→ GIVEN REQUEST
Every line that contains the word "ncku" should be copied.

>> BEGIN

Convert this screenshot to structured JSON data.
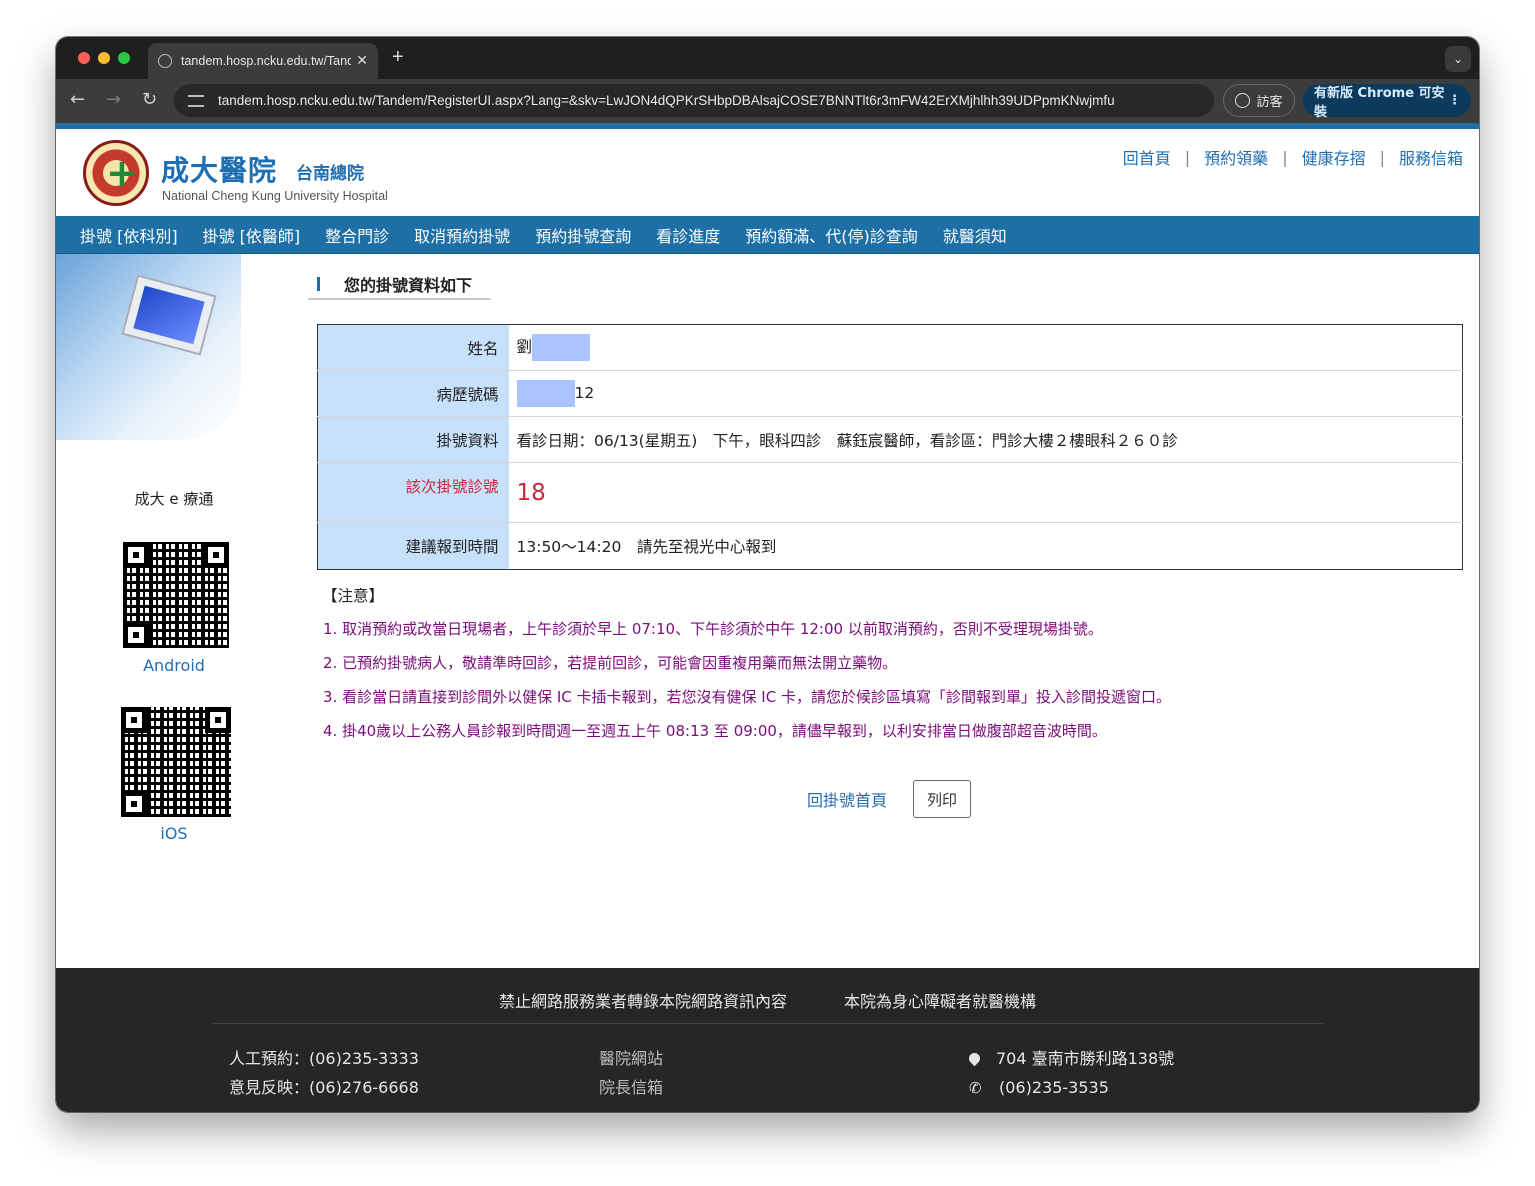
{
  "browser": {
    "tab_title": "tandem.hosp.ncku.edu.tw/Tandem",
    "tab_close": "✕",
    "new_tab": "+",
    "url": "tandem.hosp.ncku.edu.tw/Tandem/RegisterUI.aspx?Lang=&skv=LwJON4dQPKrSHbpDBAlsajCOSE7BNNTlt6r3mFW42ErXMjhlhh39UDPpmKNwjmfu",
    "guest_label": "訪客",
    "update_label": "有新版 Chrome 可安裝"
  },
  "header": {
    "hospital_name": "成大醫院",
    "branch": "台南總院",
    "english_name": "National Cheng Kung University Hospital",
    "top_links": [
      "回首頁",
      "預約領藥",
      "健康存摺",
      "服務信箱"
    ],
    "separator": "|"
  },
  "nav": [
    "掛號 [依科別]",
    "掛號 [依醫師]",
    "整合門診",
    "取消預約掛號",
    "預約掛號查詢",
    "看診進度",
    "預約額滿、代(停)診查詢",
    "就醫須知"
  ],
  "sidebar": {
    "app_title": "成大 e 療通",
    "android_label": "Android",
    "ios_label": "iOS"
  },
  "content": {
    "section_title": "您的掛號資料如下",
    "rows": {
      "name_label": "姓名",
      "name_value": "劉",
      "record_label": "病歷號碼",
      "record_value": "12",
      "reg_label": "掛號資料",
      "reg_value": "看診日期：06/13(星期五)　下午，眼科四診　蘇鈺宸醫師，看診區：門診大樓２樓眼科２６０診",
      "number_label": "該次掛號診號",
      "number_value": "18",
      "time_label": "建議報到時間",
      "time_value": "13:50～14:20　請先至視光中心報到"
    },
    "notes_head": "【注意】",
    "notes": [
      "1. 取消預約或改當日現場者，上午診須於早上 07:10、下午診須於中午 12:00 以前取消預約，否則不受理現場掛號。",
      "2. 已預約掛號病人，敬請準時回診，若提前回診，可能會因重複用藥而無法開立藥物。",
      "3. 看診當日請直接到診間外以健保 IC 卡插卡報到，若您沒有健保 IC 卡，請您於候診區填寫「診間報到單」投入診間投遞窗口。",
      "4. 掛40歲以上公務人員診報到時間週一至週五上午 08:13 至 09:00，請儘早報到，以利安排當日做腹部超音波時間。"
    ],
    "back_link": "回掛號首頁",
    "print_label": "列印"
  },
  "footer": {
    "notice1": "禁止網路服務業者轉錄本院網路資訊內容",
    "notice2": "本院為身心障礙者就醫機構",
    "manual_booking": "人工預約：(06)235-3333",
    "feedback": "意見反映：(06)276-6668",
    "website": "醫院網站",
    "director_mail": "院長信箱",
    "address": "704 臺南市勝利路138號",
    "phone": "(06)235-3535"
  },
  "colors": {
    "nav_blue": "#1d6fa5",
    "label_bg": "#c8e1fb",
    "alert_red": "#c9273a",
    "note_purple": "#7a0d7a",
    "footer_bg": "#262626"
  }
}
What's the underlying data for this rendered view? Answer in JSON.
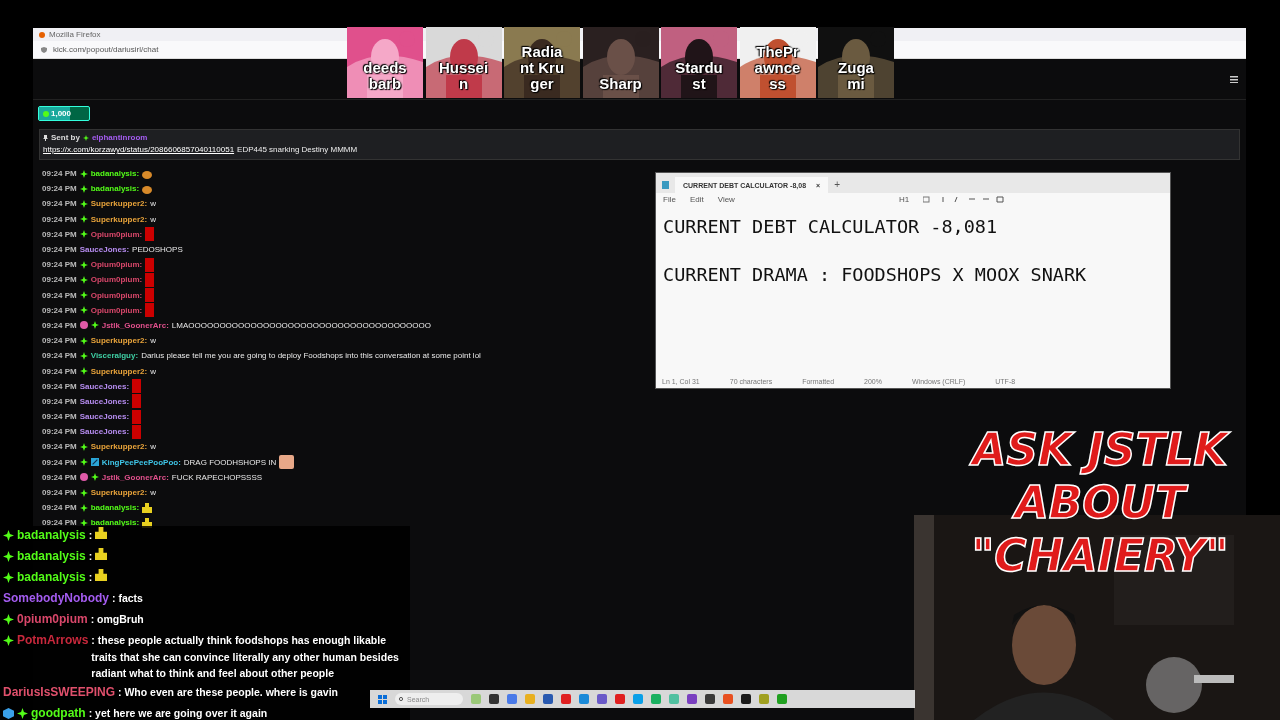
{
  "browser": {
    "title": "Mozilla Firefox",
    "url": "kick.com/popout/dariusirl/chat"
  },
  "participants": [
    {
      "lines": [
        "deeds",
        "barb"
      ]
    },
    {
      "lines": [
        "Hussei",
        "n"
      ]
    },
    {
      "lines": [
        "Radia",
        "nt Kru",
        "ger"
      ]
    },
    {
      "lines": [
        "Sharp"
      ]
    },
    {
      "lines": [
        "Stardu",
        "st"
      ]
    },
    {
      "lines": [
        "ThePr",
        "awnce",
        "ss"
      ]
    },
    {
      "lines": [
        "Zuga",
        "mi"
      ]
    }
  ],
  "goal": {
    "amount": "1,000",
    "level": 0.62
  },
  "pinned": {
    "label": "Sent by",
    "user": "elphantinroom",
    "link": "https://x.com/korzawyd/status/2086606857040110051",
    "text": "EDP445 snarking Destiny MMMM"
  },
  "chat": [
    {
      "time": "09:24 PM",
      "badges": [
        {
          "kind": "verified"
        }
      ],
      "user": "badanalysis:",
      "color": "#53fc18",
      "emote": {
        "kind": "pumpkin"
      }
    },
    {
      "time": "09:24 PM",
      "badges": [
        {
          "kind": "verified"
        }
      ],
      "user": "badanalysis:",
      "color": "#53fc18",
      "emote": {
        "kind": "pumpkin"
      }
    },
    {
      "time": "09:24 PM",
      "badges": [
        {
          "kind": "verified"
        }
      ],
      "user": "Superkupper2:",
      "color": "#e8a33a",
      "text": "w"
    },
    {
      "time": "09:24 PM",
      "badges": [
        {
          "kind": "verified"
        }
      ],
      "user": "Superkupper2:",
      "color": "#e8a33a",
      "text": "w"
    },
    {
      "time": "09:24 PM",
      "badges": [
        {
          "kind": "verified"
        }
      ],
      "user": "Opium0pium:",
      "color": "#d9476a",
      "emote": {
        "kind": "block"
      }
    },
    {
      "time": "09:24 PM",
      "user": "SauceJones:",
      "color": "#b68cf0",
      "text": "PEDOSHOPS"
    },
    {
      "time": "09:24 PM",
      "badges": [
        {
          "kind": "verified"
        }
      ],
      "user": "Opium0pium:",
      "color": "#d9476a",
      "emote": {
        "kind": "block"
      }
    },
    {
      "time": "09:24 PM",
      "badges": [
        {
          "kind": "verified"
        }
      ],
      "user": "Opium0pium:",
      "color": "#d9476a",
      "emote": {
        "kind": "block"
      }
    },
    {
      "time": "09:24 PM",
      "badges": [
        {
          "kind": "verified"
        }
      ],
      "user": "Opium0pium:",
      "color": "#d9476a",
      "emote": {
        "kind": "block"
      }
    },
    {
      "time": "09:24 PM",
      "badges": [
        {
          "kind": "verified"
        }
      ],
      "user": "Opium0pium:",
      "color": "#d9476a",
      "emote": {
        "kind": "block"
      }
    },
    {
      "time": "09:24 PM",
      "badges": [
        {
          "kind": "sub"
        },
        {
          "kind": "verified"
        }
      ],
      "user": "Jstlk_GoonerArc:",
      "color": "#e0508c",
      "text": "LMAOOOOOOOOOOOOOOOOOOOOOOOOOOOOOOOOOOOOOOO"
    },
    {
      "time": "09:24 PM",
      "badges": [
        {
          "kind": "verified"
        }
      ],
      "user": "Superkupper2:",
      "color": "#e8a33a",
      "text": "w"
    },
    {
      "time": "09:24 PM",
      "badges": [
        {
          "kind": "verified"
        }
      ],
      "user": "Visceralguy:",
      "color": "#3fcfa4",
      "text": "Darius please tell me you are going to deploy Foodshops into this conversation at some point lol"
    },
    {
      "time": "09:24 PM",
      "badges": [
        {
          "kind": "verified"
        }
      ],
      "user": "Superkupper2:",
      "color": "#e8a33a",
      "text": "w"
    },
    {
      "time": "09:24 PM",
      "user": "SauceJones:",
      "color": "#b68cf0",
      "emote": {
        "kind": "block"
      }
    },
    {
      "time": "09:24 PM",
      "user": "SauceJones:",
      "color": "#b68cf0",
      "emote": {
        "kind": "block"
      }
    },
    {
      "time": "09:24 PM",
      "user": "SauceJones:",
      "color": "#b68cf0",
      "emote": {
        "kind": "block"
      }
    },
    {
      "time": "09:24 PM",
      "user": "SauceJones:",
      "color": "#b68cf0",
      "emote": {
        "kind": "block"
      }
    },
    {
      "time": "09:24 PM",
      "badges": [
        {
          "kind": "verified"
        }
      ],
      "user": "Superkupper2:",
      "color": "#e8a33a",
      "text": "w"
    },
    {
      "time": "09:24 PM",
      "badges": [
        {
          "kind": "verified"
        },
        {
          "kind": "mod"
        }
      ],
      "user": "KingPeePeePooPoo:",
      "color": "#3fc6e8",
      "text": "DRAG FOODHSHOPS IN",
      "emote": {
        "kind": "face"
      }
    },
    {
      "time": "09:24 PM",
      "badges": [
        {
          "kind": "sub"
        },
        {
          "kind": "verified"
        }
      ],
      "user": "Jstlk_GoonerArc:",
      "color": "#e0508c",
      "text": "FUCK RAPECHOPSSSS"
    },
    {
      "time": "09:24 PM",
      "badges": [
        {
          "kind": "verified"
        }
      ],
      "user": "Superkupper2:",
      "color": "#e8a33a",
      "text": "w"
    },
    {
      "time": "09:24 PM",
      "badges": [
        {
          "kind": "verified"
        }
      ],
      "user": "badanalysis:",
      "color": "#53fc18",
      "emote": {
        "kind": "duck"
      }
    },
    {
      "time": "09:24 PM",
      "badges": [
        {
          "kind": "verified"
        }
      ],
      "user": "badanalysis:",
      "color": "#53fc18",
      "emote": {
        "kind": "duck"
      }
    }
  ],
  "notepad": {
    "tab": "CURRENT DEBT CALCULATOR -8,08",
    "close": "×",
    "new_tab": "+",
    "menu": [
      "File",
      "Edit",
      "View"
    ],
    "heading": "H1",
    "lines": [
      "CURRENT DEBT CALCULATOR -8,081",
      "CURRENT DRAMA : FOODSHOPS X MOOX SNARK"
    ],
    "status": [
      "Ln 1, Col 31",
      "70 characters",
      "Formatted",
      "200%",
      "Windows (CRLF)",
      "UTF-8"
    ]
  },
  "banner": {
    "lines": [
      "ASK JSTLK",
      "ABOUT",
      "\"CHAIERY\""
    ]
  },
  "overlay_chat": [
    {
      "badges": [
        {
          "kind": "verified"
        }
      ],
      "user": "badanalysis",
      "color": "#53fc18",
      "text": ":",
      "emote": {
        "kind": "duck"
      }
    },
    {
      "badges": [
        {
          "kind": "verified"
        }
      ],
      "user": "badanalysis",
      "color": "#53fc18",
      "text": ":",
      "emote": {
        "kind": "duck"
      }
    },
    {
      "badges": [
        {
          "kind": "verified"
        }
      ],
      "user": "badanalysis",
      "color": "#53fc18",
      "text": ":",
      "emote": {
        "kind": "duck"
      }
    },
    {
      "user": "SomebodyNobody",
      "color": "#a45cf0",
      "text": ": facts"
    },
    {
      "badges": [
        {
          "kind": "verified"
        }
      ],
      "user": "0pium0pium",
      "color": "#d9476a",
      "text": ": omgBruh"
    },
    {
      "badges": [
        {
          "kind": "verified"
        }
      ],
      "user": "PotmArrows",
      "color": "#c8283c",
      "text": ": these people actually think foodshops has enough likable traits that she can convince literally any other human besides radiant what to think and feel about other people"
    },
    {
      "user": "DariusIsSWEEPING",
      "color": "#e0506c",
      "text": ": Who even are these people. where is gavin"
    },
    {
      "badges": [
        {
          "kind": "cube"
        },
        {
          "kind": "verified"
        }
      ],
      "user": "goodpath",
      "color": "#53fc18",
      "text": ": yet here we are going over it again"
    }
  ],
  "taskbar": {
    "search": "Search"
  }
}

>> END

→ THE OUTPUT
    "tab_title": "tandem.hosp.ncku.edu.tw/Tandem",
    "url": "tandem.hosp.ncku.edu.tw/Tandem/RegisterUI.aspx?Lang=&skv=LwJON4dQPKrSHbpDBAlsajCOSE7BNNTlt6r3mFW42ErXMjhlhh39UDPpmKNwjmfu",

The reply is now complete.